Dataset entries:
——

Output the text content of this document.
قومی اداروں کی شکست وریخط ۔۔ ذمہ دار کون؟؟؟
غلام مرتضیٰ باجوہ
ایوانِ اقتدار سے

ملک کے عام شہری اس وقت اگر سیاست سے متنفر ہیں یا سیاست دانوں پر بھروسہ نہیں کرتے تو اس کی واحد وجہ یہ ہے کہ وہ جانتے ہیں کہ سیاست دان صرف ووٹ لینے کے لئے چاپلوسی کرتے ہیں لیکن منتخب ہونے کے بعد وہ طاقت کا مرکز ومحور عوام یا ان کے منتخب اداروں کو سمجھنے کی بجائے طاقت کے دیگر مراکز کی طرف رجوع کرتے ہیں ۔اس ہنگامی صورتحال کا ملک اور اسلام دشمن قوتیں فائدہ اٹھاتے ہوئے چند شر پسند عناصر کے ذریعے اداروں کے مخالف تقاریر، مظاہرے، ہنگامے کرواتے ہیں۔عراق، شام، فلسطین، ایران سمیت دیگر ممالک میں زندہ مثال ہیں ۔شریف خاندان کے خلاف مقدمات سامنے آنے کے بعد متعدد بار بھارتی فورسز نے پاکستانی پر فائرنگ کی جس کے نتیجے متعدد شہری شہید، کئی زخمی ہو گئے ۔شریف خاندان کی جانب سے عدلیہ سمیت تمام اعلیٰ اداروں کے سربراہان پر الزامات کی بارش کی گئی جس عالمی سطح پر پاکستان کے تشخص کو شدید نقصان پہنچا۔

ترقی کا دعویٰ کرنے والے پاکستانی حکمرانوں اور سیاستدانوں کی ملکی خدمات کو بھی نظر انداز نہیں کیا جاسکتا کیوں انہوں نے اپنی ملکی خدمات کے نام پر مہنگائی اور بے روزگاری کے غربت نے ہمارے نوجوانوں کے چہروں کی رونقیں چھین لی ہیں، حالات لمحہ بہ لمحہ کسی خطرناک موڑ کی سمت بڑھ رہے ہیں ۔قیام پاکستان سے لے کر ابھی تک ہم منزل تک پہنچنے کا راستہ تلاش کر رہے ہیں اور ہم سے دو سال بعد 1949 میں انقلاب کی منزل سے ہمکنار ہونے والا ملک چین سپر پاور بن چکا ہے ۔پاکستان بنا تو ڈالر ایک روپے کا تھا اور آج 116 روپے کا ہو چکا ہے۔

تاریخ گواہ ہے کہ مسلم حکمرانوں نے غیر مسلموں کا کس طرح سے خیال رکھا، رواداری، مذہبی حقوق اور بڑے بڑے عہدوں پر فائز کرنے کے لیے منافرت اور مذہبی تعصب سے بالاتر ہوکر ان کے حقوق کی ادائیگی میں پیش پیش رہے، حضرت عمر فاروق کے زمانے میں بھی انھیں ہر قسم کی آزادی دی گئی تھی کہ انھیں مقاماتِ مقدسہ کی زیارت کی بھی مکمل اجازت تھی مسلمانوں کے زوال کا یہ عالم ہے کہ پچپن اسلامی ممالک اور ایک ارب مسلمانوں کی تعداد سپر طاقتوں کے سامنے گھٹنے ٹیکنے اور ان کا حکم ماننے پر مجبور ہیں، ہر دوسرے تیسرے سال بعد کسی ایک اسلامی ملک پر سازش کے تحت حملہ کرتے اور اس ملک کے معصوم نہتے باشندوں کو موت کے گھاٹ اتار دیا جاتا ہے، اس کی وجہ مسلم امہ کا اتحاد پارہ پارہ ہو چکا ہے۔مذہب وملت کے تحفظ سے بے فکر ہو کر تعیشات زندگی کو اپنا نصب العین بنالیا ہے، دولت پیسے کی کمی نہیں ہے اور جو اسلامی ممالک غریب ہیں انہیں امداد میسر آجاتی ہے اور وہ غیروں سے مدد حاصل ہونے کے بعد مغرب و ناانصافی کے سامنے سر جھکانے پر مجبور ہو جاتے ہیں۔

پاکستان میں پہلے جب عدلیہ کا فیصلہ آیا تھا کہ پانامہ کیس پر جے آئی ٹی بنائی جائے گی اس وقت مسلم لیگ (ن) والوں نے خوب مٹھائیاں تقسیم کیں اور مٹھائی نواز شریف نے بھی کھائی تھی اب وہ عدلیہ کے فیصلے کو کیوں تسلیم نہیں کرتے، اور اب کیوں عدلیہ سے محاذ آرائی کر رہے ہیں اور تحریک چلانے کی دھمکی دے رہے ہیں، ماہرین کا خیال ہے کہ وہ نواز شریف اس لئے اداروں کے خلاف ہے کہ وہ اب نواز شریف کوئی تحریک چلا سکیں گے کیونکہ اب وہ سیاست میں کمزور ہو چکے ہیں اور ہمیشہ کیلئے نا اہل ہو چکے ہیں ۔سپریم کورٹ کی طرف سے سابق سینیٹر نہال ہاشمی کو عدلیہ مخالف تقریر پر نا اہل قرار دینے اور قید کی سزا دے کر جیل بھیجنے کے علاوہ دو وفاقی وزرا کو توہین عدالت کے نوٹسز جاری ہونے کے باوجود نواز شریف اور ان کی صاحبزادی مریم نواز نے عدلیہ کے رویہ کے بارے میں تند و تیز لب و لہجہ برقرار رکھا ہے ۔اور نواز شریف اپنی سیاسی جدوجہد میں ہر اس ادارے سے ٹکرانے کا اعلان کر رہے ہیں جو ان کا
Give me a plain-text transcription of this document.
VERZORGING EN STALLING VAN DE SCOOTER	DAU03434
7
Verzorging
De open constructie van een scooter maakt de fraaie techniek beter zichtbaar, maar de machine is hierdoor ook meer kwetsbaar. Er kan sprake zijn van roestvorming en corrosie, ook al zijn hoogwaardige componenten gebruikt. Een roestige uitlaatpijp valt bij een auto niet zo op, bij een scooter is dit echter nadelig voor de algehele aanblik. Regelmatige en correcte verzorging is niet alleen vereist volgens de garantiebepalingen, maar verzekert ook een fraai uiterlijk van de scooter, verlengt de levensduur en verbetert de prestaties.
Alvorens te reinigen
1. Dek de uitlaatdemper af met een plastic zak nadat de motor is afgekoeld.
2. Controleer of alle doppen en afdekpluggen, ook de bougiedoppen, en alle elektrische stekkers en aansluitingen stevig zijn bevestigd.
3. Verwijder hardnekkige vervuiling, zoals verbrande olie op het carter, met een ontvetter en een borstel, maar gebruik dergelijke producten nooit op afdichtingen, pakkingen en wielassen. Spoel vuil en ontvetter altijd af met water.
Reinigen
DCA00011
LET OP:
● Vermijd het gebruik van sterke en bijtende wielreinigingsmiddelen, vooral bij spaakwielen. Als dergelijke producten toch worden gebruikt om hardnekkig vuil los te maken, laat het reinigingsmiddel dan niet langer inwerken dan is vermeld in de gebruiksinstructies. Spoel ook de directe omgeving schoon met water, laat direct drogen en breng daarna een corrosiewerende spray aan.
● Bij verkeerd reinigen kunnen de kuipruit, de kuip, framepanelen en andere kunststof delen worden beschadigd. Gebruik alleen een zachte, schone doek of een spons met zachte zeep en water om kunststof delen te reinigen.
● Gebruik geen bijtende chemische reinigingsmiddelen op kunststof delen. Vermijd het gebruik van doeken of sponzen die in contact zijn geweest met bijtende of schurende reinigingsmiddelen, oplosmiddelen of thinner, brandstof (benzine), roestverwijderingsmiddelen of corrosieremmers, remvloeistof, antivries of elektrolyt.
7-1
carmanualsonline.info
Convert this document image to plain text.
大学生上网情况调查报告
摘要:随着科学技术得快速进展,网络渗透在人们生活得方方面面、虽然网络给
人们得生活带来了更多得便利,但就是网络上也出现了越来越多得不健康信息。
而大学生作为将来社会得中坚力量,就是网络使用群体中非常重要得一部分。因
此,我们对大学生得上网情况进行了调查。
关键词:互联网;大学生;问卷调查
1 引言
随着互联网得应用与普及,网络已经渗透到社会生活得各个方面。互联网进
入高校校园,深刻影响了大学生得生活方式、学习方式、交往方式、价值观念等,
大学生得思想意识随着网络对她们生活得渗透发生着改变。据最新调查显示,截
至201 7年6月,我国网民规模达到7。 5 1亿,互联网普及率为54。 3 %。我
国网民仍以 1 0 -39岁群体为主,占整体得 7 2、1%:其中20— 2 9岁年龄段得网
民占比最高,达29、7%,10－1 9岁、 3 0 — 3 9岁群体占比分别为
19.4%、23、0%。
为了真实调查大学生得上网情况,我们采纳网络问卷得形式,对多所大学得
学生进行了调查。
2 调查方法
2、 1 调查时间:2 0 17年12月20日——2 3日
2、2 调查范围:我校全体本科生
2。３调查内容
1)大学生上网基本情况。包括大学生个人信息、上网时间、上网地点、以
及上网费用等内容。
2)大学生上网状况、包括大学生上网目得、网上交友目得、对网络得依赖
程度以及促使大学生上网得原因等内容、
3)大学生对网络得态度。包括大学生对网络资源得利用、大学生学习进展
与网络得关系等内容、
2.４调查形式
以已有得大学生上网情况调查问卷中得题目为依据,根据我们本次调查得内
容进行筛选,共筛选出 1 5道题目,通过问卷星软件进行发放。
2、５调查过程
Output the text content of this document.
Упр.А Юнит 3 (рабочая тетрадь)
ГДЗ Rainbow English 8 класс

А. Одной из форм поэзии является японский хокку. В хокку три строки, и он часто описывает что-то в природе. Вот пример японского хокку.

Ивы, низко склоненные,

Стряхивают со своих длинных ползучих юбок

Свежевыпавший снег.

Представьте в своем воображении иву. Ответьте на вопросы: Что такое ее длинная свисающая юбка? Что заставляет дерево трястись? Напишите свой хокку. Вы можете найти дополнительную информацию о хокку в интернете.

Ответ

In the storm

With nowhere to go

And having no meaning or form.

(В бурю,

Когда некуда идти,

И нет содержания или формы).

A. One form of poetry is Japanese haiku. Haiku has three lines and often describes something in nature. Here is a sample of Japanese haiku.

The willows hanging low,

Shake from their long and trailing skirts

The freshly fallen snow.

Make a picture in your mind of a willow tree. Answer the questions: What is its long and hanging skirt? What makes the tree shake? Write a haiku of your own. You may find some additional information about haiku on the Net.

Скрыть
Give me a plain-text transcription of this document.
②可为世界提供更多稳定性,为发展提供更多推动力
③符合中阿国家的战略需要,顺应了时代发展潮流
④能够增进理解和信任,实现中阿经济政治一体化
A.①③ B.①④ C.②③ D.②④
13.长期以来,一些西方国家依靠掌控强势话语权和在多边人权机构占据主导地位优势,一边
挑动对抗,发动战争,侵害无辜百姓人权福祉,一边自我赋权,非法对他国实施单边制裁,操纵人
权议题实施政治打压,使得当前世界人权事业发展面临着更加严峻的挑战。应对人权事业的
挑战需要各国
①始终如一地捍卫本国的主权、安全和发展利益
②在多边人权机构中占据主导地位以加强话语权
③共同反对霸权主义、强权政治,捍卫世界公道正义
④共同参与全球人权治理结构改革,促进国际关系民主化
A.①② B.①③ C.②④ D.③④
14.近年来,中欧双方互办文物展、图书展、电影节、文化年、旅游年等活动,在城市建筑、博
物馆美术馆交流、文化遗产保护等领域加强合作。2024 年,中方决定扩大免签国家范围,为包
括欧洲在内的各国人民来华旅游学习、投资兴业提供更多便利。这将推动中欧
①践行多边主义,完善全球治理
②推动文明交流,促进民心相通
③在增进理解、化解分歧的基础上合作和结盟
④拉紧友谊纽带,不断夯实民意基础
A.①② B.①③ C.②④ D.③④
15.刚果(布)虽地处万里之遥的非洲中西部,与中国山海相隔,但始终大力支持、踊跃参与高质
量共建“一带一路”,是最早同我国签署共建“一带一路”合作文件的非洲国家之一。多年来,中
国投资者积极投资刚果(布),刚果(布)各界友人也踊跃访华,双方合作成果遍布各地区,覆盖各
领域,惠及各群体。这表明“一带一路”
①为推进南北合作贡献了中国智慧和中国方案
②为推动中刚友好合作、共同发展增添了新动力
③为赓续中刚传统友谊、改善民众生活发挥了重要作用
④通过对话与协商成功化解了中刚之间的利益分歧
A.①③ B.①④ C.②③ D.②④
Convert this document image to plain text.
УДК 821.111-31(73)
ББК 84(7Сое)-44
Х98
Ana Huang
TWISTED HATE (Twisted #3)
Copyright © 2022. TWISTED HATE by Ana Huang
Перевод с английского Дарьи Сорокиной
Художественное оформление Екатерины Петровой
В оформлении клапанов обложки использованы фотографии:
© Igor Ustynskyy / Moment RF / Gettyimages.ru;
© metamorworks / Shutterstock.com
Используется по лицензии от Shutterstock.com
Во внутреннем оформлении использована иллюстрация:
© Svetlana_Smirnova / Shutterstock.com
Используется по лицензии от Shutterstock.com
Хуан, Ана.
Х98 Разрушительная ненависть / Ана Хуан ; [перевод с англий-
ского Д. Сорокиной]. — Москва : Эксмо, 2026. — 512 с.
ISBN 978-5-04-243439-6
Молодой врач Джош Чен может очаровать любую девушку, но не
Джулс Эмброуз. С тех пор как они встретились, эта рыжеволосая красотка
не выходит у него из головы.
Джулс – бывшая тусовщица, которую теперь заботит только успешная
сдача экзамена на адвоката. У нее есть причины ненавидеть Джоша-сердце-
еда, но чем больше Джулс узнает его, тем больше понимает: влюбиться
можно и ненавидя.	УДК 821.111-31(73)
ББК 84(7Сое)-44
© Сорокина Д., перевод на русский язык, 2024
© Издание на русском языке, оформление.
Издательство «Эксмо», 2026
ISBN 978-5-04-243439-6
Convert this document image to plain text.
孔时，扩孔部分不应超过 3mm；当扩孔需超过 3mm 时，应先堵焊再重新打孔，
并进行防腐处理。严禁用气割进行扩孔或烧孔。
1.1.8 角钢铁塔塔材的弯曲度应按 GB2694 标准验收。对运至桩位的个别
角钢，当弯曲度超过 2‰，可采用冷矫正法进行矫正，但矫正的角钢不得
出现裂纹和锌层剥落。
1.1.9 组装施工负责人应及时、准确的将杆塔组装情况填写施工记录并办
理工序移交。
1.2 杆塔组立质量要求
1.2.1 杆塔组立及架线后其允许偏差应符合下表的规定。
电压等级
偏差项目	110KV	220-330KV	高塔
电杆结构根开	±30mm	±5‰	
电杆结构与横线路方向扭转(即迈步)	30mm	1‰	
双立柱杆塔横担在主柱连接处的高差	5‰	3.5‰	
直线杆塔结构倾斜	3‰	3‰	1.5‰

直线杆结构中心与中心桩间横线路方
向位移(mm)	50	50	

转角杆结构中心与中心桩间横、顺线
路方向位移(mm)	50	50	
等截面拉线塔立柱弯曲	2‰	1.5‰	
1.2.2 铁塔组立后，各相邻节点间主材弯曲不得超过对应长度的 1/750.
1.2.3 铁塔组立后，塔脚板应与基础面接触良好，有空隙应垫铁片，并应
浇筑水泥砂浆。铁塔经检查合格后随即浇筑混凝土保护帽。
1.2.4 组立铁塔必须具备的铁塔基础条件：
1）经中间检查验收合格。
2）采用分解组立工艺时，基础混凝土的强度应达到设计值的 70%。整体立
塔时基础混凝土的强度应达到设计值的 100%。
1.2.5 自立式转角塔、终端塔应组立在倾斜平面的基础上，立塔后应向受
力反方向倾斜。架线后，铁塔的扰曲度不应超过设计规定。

——

▸ Requirements: Pull every line containing the word "gebruikt" out of the material and copy it.

▸ Solution to the exercise:
De open constructie van een scooter maakt de fraaie techniek beter zichtbaar, maar de machine is hierdoor ook meer kwetsbaar. Er kan sprake zijn van roestvorming en corrosie, ook al zijn hoogwaardige componenten gebruikt. Een roestige uitlaatpijp valt bij een auto niet zo op, bij een scooter is dit echter nadelig voor de algehele aanblik. Regelmatige en correcte verzorging is niet alleen vereist volgens de garantiebepalingen, maar verzekert ook een fraai uiterlijk van de scooter, verlengt de levensduur en verbetert de prestaties.
● Vermijd het gebruik van sterke en bijtende wielreinigingsmiddelen, vooral bij spaakwielen. Als dergelijke producten toch worden gebruikt om hardnekkig vuil los te maken, laat het reinigingsmiddel dan niet langer inwerken dan is vermeld in de gebruiksinstructies. Spoel ook de directe omgeving schoon met water, laat direct drogen en breng daarna een corrosiewerende spray aan.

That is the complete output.